### Challenge 1
Return the rows unchanged, from their first line through the line containing "avatar[interactable]: G [851, 618, 877, 644]", including both of those lines.
══════════
The holidays are always a terrific time for me to stop (or at least try to), reflect on what has happened and what might be coming. I am not one for New Year’s Resolutions and love Howard Givner’s thoughts on why he does not make them. They just seem, well, too resolute for me. I would rather give myself the freedom to be dead wrong.
The insights I glean when I am away are almost always cliché’s but resonate nonetheless. Some of my favorites: If you never fail, you will never know that you can get back up. If you see the world only through your eyes, you might as well be color blind. Your best is relative to circumstance. The best imitation is just that. If it is not fun, why do it? And, flying high is great, but you have to land the plane.
Failing does not mean watching your business go under, it means not recognizing what you bring to the party to make the failure a reality. If you do not embrace your role, you might never understand that you, not your business, has fallen down. It will make it that much harder to get back up. Oh, the economy. On the flip side, financial success is no measure of success, especially if won on the backs of others. Strange as it may sound when there is financial success, it is actually the other side of the refusing to recognize your part in a failure. Make no doubt, you will fail (we all do) and will have an equally hard time getting back up. Having all the money in the world does not mean you are not bankrupt.
Similarly, if you spend all your time trying to craft your image, to make sure people see you (or your creative business) as you would want them to as opposed to how you (and it) actually are, you are missing the beauty and value of your own reality. Let people see you as you are and celebrate it everywhere. You might have started as a duck, but now that you have morphed into a goose quit trying to swim in the duck pond. Not only are there a lot of ducks in that pond, they are probably better at being a duck than you are. Even if you were once a duck.
══════════
### Challenge 2
Retype the passage of the holiday reflection essay word for word, from "Similarly, if you" to "once a duck.".

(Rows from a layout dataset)
══════════
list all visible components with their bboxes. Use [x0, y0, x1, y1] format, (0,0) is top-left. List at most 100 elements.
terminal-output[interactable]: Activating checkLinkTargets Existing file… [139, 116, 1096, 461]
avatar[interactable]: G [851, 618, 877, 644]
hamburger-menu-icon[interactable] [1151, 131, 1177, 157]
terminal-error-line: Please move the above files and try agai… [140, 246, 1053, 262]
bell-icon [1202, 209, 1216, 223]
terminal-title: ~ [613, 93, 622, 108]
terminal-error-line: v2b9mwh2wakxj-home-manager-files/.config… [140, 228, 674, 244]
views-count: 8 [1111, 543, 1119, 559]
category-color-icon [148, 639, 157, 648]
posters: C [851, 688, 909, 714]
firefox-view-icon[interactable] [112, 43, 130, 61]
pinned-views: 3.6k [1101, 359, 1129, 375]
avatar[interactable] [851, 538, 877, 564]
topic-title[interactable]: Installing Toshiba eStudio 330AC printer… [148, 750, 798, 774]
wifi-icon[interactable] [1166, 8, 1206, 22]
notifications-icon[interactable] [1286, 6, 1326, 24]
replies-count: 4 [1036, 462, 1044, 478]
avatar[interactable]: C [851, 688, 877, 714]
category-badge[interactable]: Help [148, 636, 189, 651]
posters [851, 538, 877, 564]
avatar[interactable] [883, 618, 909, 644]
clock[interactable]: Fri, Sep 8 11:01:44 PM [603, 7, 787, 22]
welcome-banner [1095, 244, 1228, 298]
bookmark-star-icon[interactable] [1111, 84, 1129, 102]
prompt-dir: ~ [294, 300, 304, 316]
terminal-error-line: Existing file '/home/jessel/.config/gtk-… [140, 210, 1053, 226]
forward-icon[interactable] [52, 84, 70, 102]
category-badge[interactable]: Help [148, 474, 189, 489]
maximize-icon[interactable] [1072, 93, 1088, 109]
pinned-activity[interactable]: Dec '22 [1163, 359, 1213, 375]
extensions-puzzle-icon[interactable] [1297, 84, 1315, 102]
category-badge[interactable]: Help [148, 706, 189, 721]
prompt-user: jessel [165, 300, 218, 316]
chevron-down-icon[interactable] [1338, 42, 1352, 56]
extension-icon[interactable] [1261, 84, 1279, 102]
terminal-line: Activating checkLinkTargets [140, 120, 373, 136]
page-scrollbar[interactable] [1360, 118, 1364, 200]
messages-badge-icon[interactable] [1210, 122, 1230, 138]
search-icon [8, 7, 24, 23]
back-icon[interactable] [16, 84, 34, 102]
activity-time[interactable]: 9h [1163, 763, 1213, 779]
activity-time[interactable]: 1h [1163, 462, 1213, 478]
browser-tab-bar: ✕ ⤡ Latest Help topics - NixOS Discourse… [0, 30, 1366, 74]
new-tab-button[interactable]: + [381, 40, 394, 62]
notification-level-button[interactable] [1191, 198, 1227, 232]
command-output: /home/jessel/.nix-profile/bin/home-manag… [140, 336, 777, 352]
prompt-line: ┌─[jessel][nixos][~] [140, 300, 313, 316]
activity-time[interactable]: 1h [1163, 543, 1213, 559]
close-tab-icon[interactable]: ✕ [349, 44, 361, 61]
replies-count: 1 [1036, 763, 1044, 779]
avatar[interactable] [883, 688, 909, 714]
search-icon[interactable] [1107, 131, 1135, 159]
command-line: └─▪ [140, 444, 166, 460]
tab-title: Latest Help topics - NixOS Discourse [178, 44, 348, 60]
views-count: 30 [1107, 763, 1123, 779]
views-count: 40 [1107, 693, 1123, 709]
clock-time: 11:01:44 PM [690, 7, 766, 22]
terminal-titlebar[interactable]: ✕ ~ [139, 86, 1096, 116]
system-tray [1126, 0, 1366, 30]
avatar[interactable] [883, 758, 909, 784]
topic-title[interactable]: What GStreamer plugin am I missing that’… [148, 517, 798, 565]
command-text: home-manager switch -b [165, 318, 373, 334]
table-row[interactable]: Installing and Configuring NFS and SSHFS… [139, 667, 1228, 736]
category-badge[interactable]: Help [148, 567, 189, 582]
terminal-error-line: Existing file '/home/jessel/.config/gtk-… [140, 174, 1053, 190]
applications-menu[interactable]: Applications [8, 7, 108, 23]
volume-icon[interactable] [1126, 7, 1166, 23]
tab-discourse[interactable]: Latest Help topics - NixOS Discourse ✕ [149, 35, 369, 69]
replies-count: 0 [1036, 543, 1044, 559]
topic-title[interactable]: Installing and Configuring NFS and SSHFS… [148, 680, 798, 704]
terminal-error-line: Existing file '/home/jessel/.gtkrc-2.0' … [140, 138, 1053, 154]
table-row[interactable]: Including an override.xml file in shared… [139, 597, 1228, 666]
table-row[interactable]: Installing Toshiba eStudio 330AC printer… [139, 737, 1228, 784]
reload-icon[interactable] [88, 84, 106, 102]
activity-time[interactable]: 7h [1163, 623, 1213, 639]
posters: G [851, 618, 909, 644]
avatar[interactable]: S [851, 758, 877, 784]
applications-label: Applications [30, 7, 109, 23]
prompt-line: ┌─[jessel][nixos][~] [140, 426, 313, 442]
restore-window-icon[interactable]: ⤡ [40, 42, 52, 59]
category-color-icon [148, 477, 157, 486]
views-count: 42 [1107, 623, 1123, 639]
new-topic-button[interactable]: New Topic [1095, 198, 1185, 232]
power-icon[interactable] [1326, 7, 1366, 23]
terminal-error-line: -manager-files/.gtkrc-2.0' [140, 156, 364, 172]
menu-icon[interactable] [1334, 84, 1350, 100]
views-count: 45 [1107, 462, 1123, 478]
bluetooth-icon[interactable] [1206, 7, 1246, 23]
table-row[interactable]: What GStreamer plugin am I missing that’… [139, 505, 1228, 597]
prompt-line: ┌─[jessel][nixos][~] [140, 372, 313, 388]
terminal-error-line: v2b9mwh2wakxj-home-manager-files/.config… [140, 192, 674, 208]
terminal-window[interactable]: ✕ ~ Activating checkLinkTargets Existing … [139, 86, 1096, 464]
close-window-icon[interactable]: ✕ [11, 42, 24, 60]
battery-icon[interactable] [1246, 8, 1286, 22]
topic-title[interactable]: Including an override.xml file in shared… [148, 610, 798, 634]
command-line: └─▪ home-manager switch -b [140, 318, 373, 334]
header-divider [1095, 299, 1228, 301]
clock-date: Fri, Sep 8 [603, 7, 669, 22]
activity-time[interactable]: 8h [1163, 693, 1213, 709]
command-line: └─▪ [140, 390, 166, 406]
══════════
### Exercise answer 1
list all visible components with their bboxes. Use [x0, y0, x1, y1] format, (0,0) is top-left. List at most 100 elements.
terminal-output[interactable]: Activating checkLinkTargets Existing file… [139, 116, 1096, 461]
avatar[interactable]: G [851, 618, 877, 644]

### Exercise answer 2
Similarly, if you spend all your time trying to craft your image, to make sure people see you (or your creative business) as you would want them to as opposed to how you (and it) actually are, you are missing the beauty and value of your own reality. Let people see you as you are and celebrate it everywhere. You might have started as a duck, but now that you have morphed into a goose quit trying to swim in the duck pond. Not only are there a lot of ducks in that pond, they are probably better at being a duck than you are. Even if you were once a duck.